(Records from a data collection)
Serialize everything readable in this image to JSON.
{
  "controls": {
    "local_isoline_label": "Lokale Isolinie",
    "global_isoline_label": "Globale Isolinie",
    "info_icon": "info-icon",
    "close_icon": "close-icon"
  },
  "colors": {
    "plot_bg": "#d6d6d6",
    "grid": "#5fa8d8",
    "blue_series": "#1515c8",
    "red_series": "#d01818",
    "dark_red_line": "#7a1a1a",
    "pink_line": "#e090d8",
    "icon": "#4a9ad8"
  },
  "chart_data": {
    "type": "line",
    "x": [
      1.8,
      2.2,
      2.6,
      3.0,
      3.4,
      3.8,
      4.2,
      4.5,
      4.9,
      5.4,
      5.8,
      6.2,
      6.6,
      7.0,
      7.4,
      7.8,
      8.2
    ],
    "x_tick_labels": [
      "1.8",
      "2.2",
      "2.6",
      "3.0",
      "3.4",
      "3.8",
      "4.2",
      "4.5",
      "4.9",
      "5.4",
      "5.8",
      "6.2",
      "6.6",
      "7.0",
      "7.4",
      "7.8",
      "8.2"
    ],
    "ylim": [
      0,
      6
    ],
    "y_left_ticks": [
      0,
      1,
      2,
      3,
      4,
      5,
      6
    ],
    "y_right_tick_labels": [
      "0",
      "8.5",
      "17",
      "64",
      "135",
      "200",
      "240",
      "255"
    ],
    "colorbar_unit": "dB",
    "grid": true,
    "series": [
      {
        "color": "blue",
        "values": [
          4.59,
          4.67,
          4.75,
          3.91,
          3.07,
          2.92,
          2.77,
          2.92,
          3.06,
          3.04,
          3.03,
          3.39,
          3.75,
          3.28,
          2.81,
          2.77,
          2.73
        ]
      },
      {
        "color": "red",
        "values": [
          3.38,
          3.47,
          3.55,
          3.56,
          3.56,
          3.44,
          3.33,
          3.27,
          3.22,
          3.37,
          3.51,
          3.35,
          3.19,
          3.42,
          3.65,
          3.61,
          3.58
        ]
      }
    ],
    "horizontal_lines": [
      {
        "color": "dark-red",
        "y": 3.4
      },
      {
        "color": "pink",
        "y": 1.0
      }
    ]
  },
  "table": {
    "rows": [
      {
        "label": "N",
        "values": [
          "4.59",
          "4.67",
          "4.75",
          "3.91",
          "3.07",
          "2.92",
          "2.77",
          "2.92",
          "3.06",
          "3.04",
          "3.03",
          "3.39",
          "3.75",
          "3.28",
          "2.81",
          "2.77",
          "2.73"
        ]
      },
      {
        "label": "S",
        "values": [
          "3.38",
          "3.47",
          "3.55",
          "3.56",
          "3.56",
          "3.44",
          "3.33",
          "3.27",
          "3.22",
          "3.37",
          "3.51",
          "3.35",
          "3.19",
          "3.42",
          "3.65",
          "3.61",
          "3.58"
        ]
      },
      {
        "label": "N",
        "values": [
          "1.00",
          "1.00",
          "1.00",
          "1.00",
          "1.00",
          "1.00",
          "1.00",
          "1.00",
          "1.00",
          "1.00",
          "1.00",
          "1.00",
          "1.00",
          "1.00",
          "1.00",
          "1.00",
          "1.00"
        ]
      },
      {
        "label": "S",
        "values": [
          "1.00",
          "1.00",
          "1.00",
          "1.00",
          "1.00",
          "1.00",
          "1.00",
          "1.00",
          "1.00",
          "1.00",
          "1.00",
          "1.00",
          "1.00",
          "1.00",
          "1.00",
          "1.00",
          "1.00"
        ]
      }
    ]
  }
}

→ Required task
Go through the listing above and restate it word for word.

→ Correct response
Serialize everything readable in this image to JSON.
{
  "controls": {
    "local_isoline_label": "Lokale Isolinie",
    "global_isoline_label": "Globale Isolinie",
    "info_icon": "info-icon",
    "close_icon": "close-icon"
  },
  "colors": {
    "plot_bg": "#d6d6d6",
    "grid": "#5fa8d8",
    "blue_series": "#1515c8",
    "red_series": "#d01818",
    "dark_red_line": "#7a1a1a",
    "pink_line": "#e090d8",
    "icon": "#4a9ad8"
  },
  "chart_data": {
    "type": "line",
    "x": [
      1.8,
      2.2,
      2.6,
      3.0,
      3.4,
      3.8,
      4.2,
      4.5,
      4.9,
      5.4,
      5.8,
      6.2,
      6.6,
      7.0,
      7.4,
      7.8,
      8.2
    ],
    "x_tick_labels": [
      "1.8",
      "2.2",
      "2.6",
      "3.0",
      "3.4",
      "3.8",
      "4.2",
      "4.5",
      "4.9",
      "5.4",
      "5.8",
      "6.2",
      "6.6",
      "7.0",
      "7.4",
      "7.8",
      "8.2"
    ],
    "ylim": [
      0,
      6
    ],
    "y_left_ticks": [
      0,
      1,
      2,
      3,
      4,
      5,
      6
    ],
    "y_right_tick_labels": [
      "0",
      "8.5",
      "17",
      "64",
      "135",
      "200",
      "240",
      "255"
    ],
    "colorbar_unit": "dB",
    "grid": true,
    "series": [
      {
        "color": "blue",
        "values": [
          4.59,
          4.67,
          4.75,
          3.91,
          3.07,
          2.92,
          2.77,
          2.92,
          3.06,
          3.04,
          3.03,
          3.39,
          3.75,
          3.28,
          2.81,
          2.77,
          2.73
        ]
      },
      {
        "color": "red",
        "values": [
          3.38,
          3.47,
          3.55,
          3.56,
          3.56,
          3.44,
          3.33,
          3.27,
          3.22,
          3.37,
          3.51,
          3.35,
          3.19,
          3.42,
          3.65,
          3.61,
          3.58
        ]
      }
    ],
    "horizontal_lines": [
      {
        "color": "dark-red",
        "y": 3.4
      },
      {
        "color": "pink",
        "y": 1.0
      }
    ]
  },
  "table": {
    "rows": [
      {
        "label": "N",
        "values": [
          "4.59",
          "4.67",
          "4.75",
          "3.91",
          "3.07",
          "2.92",
          "2.77",
          "2.92",
          "3.06",
          "3.04",
          "3.03",
          "3.39",
          "3.75",
          "3.28",
          "2.81",
          "2.77",
          "2.73"
        ]
      },
      {
        "label": "S",
        "values": [
          "3.38",
          "3.47",
          "3.55",
          "3.56",
          "3.56",
          "3.44",
          "3.33",
          "3.27",
          "3.22",
          "3.37",
          "3.51",
          "3.35",
          "3.19",
          "3.42",
          "3.65",
          "3.61",
          "3.58"
        ]
      },
      {
        "label": "N",
        "values": [
          "1.00",
          "1.00",
          "1.00",
          "1.00",
          "1.00",
          "1.00",
          "1.00",
          "1.00",
          "1.00",
          "1.00",
          "1.00",
          "1.00",
          "1.00",
          "1.00",
          "1.00",
          "1.00",
          "1.00"
        ]
      },
      {
        "label": "S",
        "values": [
          "1.00",
          "1.00",
          "1.00",
          "1.00",
          "1.00",
          "1.00",
          "1.00",
          "1.00",
          "1.00",
          "1.00",
          "1.00",
          "1.00",
          "1.00",
          "1.00",
          "1.00",
          "1.00",
          "1.00"
        ]
      }
    ]
  }
}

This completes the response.